# Problem description
Extract every line of the material below and reproduce it faithfully.

(Records from a dataset)
════════════════════
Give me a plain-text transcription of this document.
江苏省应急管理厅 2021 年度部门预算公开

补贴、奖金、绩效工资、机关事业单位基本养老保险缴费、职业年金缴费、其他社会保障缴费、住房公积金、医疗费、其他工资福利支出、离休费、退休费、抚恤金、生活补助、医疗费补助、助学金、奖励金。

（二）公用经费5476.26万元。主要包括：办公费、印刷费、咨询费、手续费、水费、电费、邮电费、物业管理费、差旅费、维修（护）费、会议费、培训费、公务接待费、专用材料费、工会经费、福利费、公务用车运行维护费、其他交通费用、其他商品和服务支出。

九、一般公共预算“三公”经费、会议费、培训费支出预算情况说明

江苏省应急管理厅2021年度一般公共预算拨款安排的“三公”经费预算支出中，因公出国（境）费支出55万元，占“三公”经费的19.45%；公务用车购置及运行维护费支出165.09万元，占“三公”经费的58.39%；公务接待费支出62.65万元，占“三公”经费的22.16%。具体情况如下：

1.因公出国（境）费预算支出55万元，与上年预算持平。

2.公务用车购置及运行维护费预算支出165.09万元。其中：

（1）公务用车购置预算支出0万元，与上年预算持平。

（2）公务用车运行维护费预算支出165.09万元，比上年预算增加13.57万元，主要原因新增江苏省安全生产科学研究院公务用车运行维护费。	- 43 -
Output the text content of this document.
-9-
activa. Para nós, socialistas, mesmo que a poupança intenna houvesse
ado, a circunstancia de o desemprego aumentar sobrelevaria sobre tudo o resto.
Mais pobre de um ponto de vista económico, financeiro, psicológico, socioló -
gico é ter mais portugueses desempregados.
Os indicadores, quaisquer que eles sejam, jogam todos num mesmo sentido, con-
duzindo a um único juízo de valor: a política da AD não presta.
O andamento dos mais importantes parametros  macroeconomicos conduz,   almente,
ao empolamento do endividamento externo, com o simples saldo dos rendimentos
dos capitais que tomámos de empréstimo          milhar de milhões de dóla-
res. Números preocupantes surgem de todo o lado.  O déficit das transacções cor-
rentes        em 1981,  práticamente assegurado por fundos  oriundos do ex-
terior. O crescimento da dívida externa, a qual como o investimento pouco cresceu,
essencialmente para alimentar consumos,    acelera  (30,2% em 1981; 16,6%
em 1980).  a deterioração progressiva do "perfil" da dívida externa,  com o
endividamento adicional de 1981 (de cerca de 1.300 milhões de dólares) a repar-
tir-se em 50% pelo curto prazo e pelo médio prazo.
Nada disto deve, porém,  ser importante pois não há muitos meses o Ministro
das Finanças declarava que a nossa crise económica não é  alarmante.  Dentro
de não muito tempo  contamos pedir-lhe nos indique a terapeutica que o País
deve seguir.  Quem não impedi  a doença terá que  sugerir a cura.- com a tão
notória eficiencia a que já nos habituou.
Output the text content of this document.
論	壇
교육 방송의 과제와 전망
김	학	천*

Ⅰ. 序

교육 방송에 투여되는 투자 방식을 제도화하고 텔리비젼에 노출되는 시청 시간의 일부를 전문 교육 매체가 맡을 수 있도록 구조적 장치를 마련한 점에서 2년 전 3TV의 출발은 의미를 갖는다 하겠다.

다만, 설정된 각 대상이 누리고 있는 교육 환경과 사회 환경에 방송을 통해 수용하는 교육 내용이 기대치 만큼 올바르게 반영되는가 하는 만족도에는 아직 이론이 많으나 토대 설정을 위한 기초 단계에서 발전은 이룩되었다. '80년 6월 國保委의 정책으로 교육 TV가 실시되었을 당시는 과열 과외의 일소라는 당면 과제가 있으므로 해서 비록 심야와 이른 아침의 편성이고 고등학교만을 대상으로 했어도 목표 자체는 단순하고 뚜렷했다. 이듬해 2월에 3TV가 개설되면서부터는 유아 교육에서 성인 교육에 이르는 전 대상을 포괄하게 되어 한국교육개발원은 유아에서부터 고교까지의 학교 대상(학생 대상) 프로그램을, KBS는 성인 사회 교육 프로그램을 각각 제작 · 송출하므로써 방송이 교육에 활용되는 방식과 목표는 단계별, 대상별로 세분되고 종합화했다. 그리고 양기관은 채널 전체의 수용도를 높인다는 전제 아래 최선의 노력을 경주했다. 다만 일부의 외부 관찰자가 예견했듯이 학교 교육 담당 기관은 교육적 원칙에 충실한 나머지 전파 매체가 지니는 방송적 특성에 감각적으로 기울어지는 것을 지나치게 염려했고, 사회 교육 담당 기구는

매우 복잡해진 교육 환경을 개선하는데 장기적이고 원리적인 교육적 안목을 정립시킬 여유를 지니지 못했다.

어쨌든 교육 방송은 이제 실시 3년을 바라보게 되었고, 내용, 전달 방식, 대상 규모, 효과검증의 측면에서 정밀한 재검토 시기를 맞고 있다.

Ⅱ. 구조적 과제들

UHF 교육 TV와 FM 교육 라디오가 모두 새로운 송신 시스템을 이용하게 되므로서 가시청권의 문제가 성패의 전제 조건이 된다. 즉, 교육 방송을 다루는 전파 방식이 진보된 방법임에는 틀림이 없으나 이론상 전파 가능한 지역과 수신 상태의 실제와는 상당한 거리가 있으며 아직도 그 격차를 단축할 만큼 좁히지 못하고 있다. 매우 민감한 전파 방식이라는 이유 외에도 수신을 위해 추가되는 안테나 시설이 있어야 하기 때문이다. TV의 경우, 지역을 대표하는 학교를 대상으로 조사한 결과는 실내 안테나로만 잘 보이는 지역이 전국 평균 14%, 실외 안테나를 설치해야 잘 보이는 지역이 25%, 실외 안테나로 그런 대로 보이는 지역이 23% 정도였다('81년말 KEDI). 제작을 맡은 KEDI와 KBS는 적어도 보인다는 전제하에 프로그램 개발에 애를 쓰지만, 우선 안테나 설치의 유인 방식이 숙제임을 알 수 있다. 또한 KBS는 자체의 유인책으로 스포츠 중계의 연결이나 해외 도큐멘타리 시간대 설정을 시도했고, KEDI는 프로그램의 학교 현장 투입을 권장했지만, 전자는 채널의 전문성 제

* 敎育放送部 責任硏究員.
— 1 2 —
════════════════════
# Task response
Give me a plain-text transcription of this document.
江苏省应急管理厅 2021 年度部门预算公开

补贴、奖金、绩效工资、机关事业单位基本养老保险缴费、职业年金缴费、其他社会保障缴费、住房公积金、医疗费、其他工资福利支出、离休费、退休费、抚恤金、生活补助、医疗费补助、助学金、奖励金。

（二）公用经费5476.26万元。主要包括：办公费、印刷费、咨询费、手续费、水费、电费、邮电费、物业管理费、差旅费、维修（护）费、会议费、培训费、公务接待费、专用材料费、工会经费、福利费、公务用车运行维护费、其他交通费用、其他商品和服务支出。

九、一般公共预算“三公”经费、会议费、培训费支出预算情况说明

江苏省应急管理厅2021年度一般公共预算拨款安排的“三公”经费预算支出中，因公出国（境）费支出55万元，占“三公”经费的19.45%；公务用车购置及运行维护费支出165.09万元，占“三公”经费的58.39%；公务接待费支出62.65万元，占“三公”经费的22.16%。具体情况如下：

1.因公出国（境）费预算支出55万元，与上年预算持平。

2.公务用车购置及运行维护费预算支出165.09万元。其中：

（1）公务用车购置预算支出0万元，与上年预算持平。

（2）公务用车运行维护费预算支出165.09万元，比上年预算增加13.57万元，主要原因新增江苏省安全生产科学研究院公务用车运行维护费。	- 43 -
Output the text content of this document.
-9-
activa. Para nós, socialistas, mesmo que a poupança intenna houvesse
ado, a circunstancia de o desemprego aumentar sobrelevaria sobre tudo o resto.
Mais pobre de um ponto de vista económico, financeiro, psicológico, socioló -
gico é ter mais portugueses desempregados.
Os indicadores, quaisquer que eles sejam, jogam todos num mesmo sentido, con-
duzindo a um único juízo de valor: a política da AD não presta.
O andamento dos mais importantes parametros  macroeconomicos conduz,   almente,
ao empolamento do endividamento externo, com o simples saldo dos rendimentos
dos capitais que tomámos de empréstimo          milhar de milhões de dóla-
res. Números preocupantes surgem de todo o lado.  O déficit das transacções cor-
rentes        em 1981,  práticamente assegurado por fundos  oriundos do ex-
terior. O crescimento da dívida externa, a qual como o investimento pouco cresceu,
essencialmente para alimentar consumos,    acelera  (30,2% em 1981; 16,6%
em 1980).  a deterioração progressiva do "perfil" da dívida externa,  com o
endividamento adicional de 1981 (de cerca de 1.300 milhões de dólares) a repar-
tir-se em 50% pelo curto prazo e pelo médio prazo.
Nada disto deve, porém,  ser importante pois não há muitos meses o Ministro
das Finanças declarava que a nossa crise económica não é  alarmante.  Dentro
de não muito tempo  contamos pedir-lhe nos indique a terapeutica que o País
deve seguir.  Quem não impedi  a doença terá que  sugerir a cura.- com a tão
notória eficiencia a que já nos habituou.
Output the text content of this document.
論	壇
교육 방송의 과제와 전망
김	학	천*

Ⅰ. 序

교육 방송에 투여되는 투자 방식을 제도화하고 텔리비젼에 노출되는 시청 시간의 일부를 전문 교육 매체가 맡을 수 있도록 구조적 장치를 마련한 점에서 2년 전 3TV의 출발은 의미를 갖는다 하겠다.

다만, 설정된 각 대상이 누리고 있는 교육 환경과 사회 환경에 방송을 통해 수용하는 교육 내용이 기대치 만큼 올바르게 반영되는가 하는 만족도에는 아직 이론이 많으나 토대 설정을 위한 기초 단계에서 발전은 이룩되었다. '80년 6월 國保委의 정책으로 교육 TV가 실시되었을 당시는 과열 과외의 일소라는 당면 과제가 있으므로 해서 비록 심야와 이른 아침의 편성이고 고등학교만을 대상으로 했어도 목표 자체는 단순하고 뚜렷했다. 이듬해 2월에 3TV가 개설되면서부터는 유아 교육에서 성인 교육에 이르는 전 대상을 포괄하게 되어 한국교육개발원은 유아에서부터 고교까지의 학교 대상(학생 대상) 프로그램을, KBS는 성인 사회 교육 프로그램을 각각 제작 · 송출하므로써 방송이 교육에 활용되는 방식과 목표는 단계별, 대상별로 세분되고 종합화했다. 그리고 양기관은 채널 전체의 수용도를 높인다는 전제 아래 최선의 노력을 경주했다. 다만 일부의 외부 관찰자가 예견했듯이 학교 교육 담당 기관은 교육적 원칙에 충실한 나머지 전파 매체가 지니는 방송적 특성에 감각적으로 기울어지는 것을 지나치게 염려했고, 사회 교육 담당 기구는

매우 복잡해진 교육 환경을 개선하는데 장기적이고 원리적인 교육적 안목을 정립시킬 여유를 지니지 못했다.

어쨌든 교육 방송은 이제 실시 3년을 바라보게 되었고, 내용, 전달 방식, 대상 규모, 효과검증의 측면에서 정밀한 재검토 시기를 맞고 있다.

Ⅱ. 구조적 과제들

UHF 교육 TV와 FM 교육 라디오가 모두 새로운 송신 시스템을 이용하게 되므로서 가시청권의 문제가 성패의 전제 조건이 된다. 즉, 교육 방송을 다루는 전파 방식이 진보된 방법임에는 틀림이 없으나 이론상 전파 가능한 지역과 수신 상태의 실제와는 상당한 거리가 있으며 아직도 그 격차를 단축할 만큼 좁히지 못하고 있다. 매우 민감한 전파 방식이라는 이유 외에도 수신을 위해 추가되는 안테나 시설이 있어야 하기 때문이다. TV의 경우, 지역을 대표하는 학교를 대상으로 조사한 결과는 실내 안테나로만 잘 보이는 지역이 전국 평균 14%, 실외 안테나를 설치해야 잘 보이는 지역이 25%, 실외 안테나로 그런 대로 보이는 지역이 23% 정도였다('81년말 KEDI). 제작을 맡은 KEDI와 KBS는 적어도 보인다는 전제하에 프로그램 개발에 애를 쓰지만, 우선 안테나 설치의 유인 방식이 숙제임을 알 수 있다. 또한 KBS는 자체의 유인책으로 스포츠 중계의 연결이나 해외 도큐멘타리 시간대 설정을 시도했고, KEDI는 프로그램의 학교 현장 투입을 권장했지만, 전자는 채널의 전문성 제

* 敎育放送部 責任硏究員.
— 1 2 —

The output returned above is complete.